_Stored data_
+++
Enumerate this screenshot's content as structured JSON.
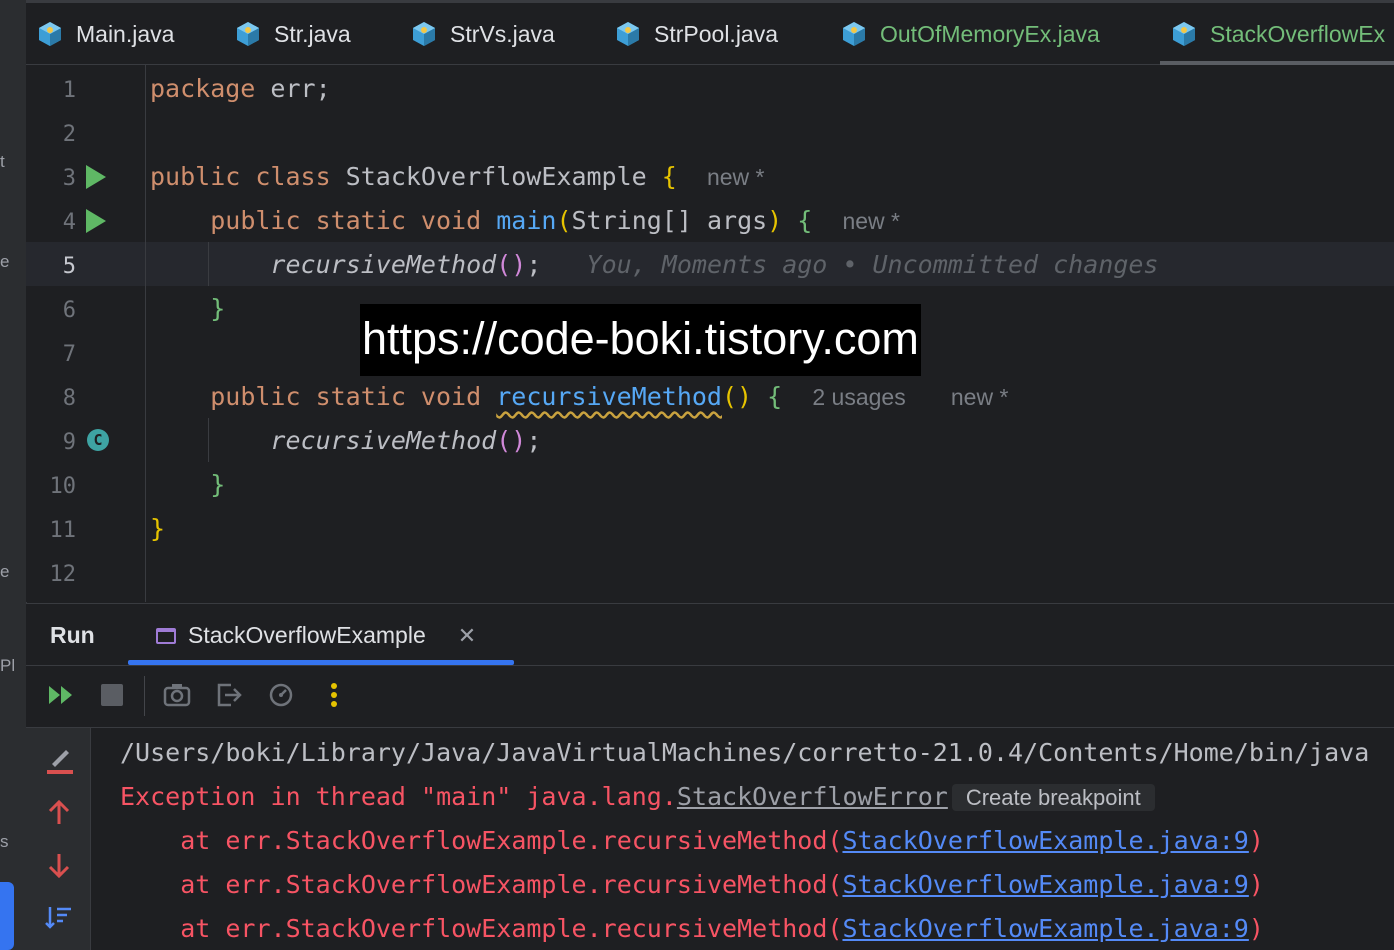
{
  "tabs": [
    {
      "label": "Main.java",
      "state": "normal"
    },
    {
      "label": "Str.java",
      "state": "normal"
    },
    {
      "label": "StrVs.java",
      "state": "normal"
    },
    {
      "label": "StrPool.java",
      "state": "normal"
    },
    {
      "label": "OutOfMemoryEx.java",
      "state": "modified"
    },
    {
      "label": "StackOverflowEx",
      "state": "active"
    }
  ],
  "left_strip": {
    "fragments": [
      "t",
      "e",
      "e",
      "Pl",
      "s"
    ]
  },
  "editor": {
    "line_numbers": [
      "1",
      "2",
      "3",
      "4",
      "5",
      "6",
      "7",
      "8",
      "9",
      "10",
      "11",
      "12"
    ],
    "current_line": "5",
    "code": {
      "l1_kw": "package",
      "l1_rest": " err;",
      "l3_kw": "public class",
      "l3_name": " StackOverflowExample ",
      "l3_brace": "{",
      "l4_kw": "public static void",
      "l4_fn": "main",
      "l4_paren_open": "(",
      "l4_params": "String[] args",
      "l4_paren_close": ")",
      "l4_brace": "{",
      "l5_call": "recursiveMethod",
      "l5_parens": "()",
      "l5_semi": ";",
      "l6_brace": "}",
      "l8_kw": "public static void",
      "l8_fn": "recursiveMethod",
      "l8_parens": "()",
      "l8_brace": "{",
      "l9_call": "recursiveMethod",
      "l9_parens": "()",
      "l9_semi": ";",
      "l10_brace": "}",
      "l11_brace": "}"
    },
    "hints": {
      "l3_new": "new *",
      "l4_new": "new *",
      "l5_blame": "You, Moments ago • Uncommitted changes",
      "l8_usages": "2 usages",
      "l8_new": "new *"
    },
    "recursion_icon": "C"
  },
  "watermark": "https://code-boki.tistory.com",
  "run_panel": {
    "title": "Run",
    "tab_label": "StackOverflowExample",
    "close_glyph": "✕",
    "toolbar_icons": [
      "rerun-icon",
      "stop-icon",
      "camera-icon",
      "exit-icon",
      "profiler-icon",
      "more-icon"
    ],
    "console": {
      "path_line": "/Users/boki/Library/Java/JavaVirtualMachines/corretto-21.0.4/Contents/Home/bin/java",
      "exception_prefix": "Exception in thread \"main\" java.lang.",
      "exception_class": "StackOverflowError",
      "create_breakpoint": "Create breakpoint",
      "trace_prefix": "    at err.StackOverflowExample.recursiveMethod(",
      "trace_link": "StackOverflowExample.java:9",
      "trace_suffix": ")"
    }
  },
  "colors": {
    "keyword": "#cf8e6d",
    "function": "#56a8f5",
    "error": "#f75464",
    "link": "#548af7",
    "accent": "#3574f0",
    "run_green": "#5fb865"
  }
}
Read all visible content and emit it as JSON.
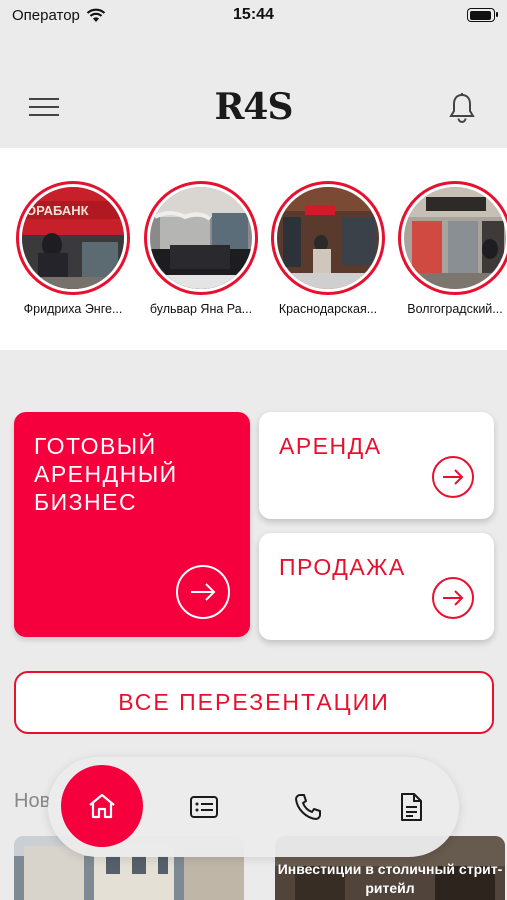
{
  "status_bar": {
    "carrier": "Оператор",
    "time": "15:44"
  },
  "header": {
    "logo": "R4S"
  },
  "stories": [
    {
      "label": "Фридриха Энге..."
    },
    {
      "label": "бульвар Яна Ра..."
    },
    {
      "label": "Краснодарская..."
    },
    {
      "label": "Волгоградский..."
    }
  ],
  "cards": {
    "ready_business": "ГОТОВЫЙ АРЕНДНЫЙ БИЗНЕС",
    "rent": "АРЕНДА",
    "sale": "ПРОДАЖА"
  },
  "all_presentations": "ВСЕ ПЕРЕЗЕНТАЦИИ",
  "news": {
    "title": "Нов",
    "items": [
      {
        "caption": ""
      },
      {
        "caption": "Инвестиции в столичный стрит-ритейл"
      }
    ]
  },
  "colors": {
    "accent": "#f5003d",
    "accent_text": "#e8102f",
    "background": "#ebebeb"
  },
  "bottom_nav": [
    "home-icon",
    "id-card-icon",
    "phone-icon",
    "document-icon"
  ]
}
+++
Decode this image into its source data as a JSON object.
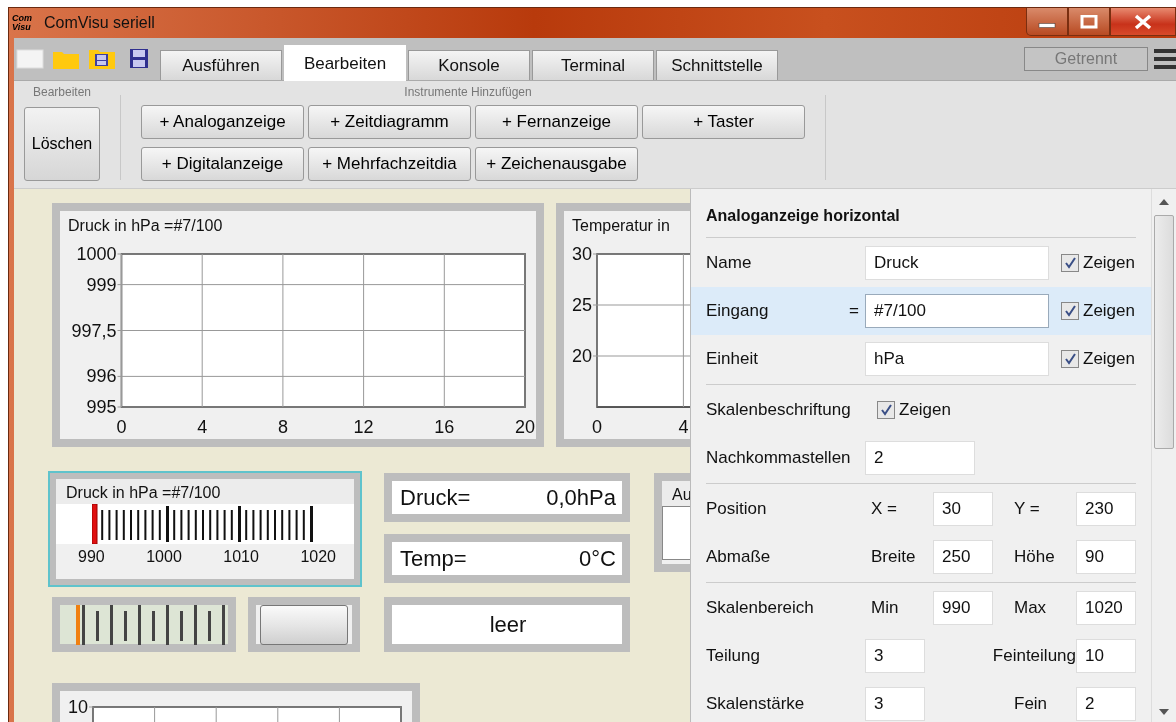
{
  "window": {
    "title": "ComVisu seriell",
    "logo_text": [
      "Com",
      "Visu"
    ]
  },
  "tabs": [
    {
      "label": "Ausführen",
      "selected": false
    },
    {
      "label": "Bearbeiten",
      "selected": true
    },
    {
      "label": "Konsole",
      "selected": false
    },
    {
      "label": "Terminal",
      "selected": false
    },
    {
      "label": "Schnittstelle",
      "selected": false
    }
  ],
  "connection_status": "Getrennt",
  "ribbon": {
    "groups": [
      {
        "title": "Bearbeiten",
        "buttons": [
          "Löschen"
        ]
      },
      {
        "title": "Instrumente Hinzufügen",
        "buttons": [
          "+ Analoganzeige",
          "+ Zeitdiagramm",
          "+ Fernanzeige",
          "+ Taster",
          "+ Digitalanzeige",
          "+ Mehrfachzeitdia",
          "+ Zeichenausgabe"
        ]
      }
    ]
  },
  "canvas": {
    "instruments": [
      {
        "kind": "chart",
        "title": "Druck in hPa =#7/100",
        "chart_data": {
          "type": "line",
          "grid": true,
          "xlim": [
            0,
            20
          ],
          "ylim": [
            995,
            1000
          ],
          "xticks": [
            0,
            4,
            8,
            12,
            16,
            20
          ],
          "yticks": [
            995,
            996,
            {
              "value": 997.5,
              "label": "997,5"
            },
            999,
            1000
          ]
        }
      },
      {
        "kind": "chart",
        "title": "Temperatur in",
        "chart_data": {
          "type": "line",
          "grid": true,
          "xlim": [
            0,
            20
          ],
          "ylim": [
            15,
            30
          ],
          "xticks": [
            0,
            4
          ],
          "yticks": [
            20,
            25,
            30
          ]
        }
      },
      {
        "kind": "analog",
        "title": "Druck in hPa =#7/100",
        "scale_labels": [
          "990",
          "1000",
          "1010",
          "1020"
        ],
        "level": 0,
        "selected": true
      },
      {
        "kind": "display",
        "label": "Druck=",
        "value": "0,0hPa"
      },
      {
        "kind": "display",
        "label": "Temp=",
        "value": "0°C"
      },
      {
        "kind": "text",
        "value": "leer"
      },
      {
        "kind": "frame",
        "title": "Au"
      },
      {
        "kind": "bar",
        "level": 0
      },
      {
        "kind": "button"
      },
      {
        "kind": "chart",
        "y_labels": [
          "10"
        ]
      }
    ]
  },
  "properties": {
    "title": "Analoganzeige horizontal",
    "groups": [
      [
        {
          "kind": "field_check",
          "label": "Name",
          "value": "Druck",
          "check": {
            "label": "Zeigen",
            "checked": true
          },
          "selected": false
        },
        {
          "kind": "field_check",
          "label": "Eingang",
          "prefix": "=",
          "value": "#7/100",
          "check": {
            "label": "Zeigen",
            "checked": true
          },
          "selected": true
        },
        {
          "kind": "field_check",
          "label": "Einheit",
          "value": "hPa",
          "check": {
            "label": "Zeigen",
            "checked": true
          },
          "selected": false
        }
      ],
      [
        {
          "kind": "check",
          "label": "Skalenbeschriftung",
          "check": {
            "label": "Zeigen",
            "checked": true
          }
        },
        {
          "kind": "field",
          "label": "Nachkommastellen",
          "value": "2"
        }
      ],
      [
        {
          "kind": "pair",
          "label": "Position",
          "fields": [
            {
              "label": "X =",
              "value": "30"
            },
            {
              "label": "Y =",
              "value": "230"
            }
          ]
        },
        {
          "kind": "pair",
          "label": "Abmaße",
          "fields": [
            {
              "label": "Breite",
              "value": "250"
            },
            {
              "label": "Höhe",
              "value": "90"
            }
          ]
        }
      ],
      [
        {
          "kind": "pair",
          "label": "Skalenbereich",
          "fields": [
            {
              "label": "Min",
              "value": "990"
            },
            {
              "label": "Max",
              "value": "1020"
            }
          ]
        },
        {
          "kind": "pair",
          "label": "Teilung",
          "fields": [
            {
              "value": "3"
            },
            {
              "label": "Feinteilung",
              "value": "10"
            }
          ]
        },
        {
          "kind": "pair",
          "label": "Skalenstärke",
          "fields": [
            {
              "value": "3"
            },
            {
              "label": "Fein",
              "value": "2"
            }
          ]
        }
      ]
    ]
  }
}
+++
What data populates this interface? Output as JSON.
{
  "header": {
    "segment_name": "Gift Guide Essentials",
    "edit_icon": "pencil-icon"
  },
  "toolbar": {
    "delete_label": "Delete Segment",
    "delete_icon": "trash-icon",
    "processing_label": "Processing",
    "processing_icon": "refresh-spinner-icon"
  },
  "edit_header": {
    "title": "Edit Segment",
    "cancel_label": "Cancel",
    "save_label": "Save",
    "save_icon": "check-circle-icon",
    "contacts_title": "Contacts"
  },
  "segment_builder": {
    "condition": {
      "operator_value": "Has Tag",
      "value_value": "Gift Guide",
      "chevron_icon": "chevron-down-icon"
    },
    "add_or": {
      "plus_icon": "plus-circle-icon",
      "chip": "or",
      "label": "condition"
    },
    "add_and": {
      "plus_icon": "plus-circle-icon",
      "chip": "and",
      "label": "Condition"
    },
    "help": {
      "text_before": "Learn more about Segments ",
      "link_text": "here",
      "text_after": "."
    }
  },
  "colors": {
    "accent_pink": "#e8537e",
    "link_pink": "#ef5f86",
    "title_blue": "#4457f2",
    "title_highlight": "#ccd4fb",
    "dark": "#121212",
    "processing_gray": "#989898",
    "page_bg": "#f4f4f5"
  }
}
+++
_Problem requirements_
Return only the number of lines in the data that contain "StackOverflowExample".

_Solution to this exercise_
4